Set problem
Copy the line with "Transcribe the text in this document." and all lines following it through the last line of the entries, exactly as written.

[Items from a data source]
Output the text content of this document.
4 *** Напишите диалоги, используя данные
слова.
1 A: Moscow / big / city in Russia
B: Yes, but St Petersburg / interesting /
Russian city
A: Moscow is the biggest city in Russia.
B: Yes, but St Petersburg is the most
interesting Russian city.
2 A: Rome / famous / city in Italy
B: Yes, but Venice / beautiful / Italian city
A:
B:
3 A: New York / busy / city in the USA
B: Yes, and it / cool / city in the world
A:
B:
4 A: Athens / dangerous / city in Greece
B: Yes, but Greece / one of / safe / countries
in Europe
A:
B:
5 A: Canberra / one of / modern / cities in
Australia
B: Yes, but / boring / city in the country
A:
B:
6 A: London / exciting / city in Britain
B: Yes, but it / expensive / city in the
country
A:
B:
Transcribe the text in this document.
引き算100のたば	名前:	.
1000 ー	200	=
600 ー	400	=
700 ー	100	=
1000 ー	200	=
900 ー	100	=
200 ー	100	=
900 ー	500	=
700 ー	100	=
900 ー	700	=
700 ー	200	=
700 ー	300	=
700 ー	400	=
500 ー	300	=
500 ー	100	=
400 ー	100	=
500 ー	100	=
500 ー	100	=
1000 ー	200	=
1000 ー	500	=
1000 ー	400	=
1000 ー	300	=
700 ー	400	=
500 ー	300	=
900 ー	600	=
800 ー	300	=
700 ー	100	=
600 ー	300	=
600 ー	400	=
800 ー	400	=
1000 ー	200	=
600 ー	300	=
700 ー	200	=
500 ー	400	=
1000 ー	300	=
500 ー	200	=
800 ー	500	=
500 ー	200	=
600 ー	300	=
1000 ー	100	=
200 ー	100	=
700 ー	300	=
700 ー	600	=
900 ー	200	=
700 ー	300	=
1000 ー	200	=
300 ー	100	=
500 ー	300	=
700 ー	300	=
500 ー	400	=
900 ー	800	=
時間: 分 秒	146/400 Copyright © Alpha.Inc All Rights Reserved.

Full output
Transcribe the text in this document.
引き算100のたば	名前:	.
1000 ー	200	=
600 ー	400	=
700 ー	100	=
1000 ー	200	=
900 ー	100	=
200 ー	100	=
900 ー	500	=
700 ー	100	=
900 ー	700	=
700 ー	200	=
700 ー	300	=
700 ー	400	=
500 ー	300	=
500 ー	100	=
400 ー	100	=
500 ー	100	=
500 ー	100	=
1000 ー	200	=
1000 ー	500	=
1000 ー	400	=
1000 ー	300	=
700 ー	400	=
500 ー	300	=
900 ー	600	=
800 ー	300	=
700 ー	100	=
600 ー	300	=
600 ー	400	=
800 ー	400	=
1000 ー	200	=
600 ー	300	=
700 ー	200	=
500 ー	400	=
1000 ー	300	=
500 ー	200	=
800 ー	500	=
500 ー	200	=
600 ー	300	=
1000 ー	100	=
200 ー	100	=
700 ー	300	=
700 ー	600	=
900 ー	200	=
700 ー	300	=
1000 ー	200	=
300 ー	100	=
500 ー	300	=
700 ー	300	=
500 ー	400	=
900 ー	800	=
時間: 分 秒	146/400 Copyright © Alpha.Inc All Rights Reserved.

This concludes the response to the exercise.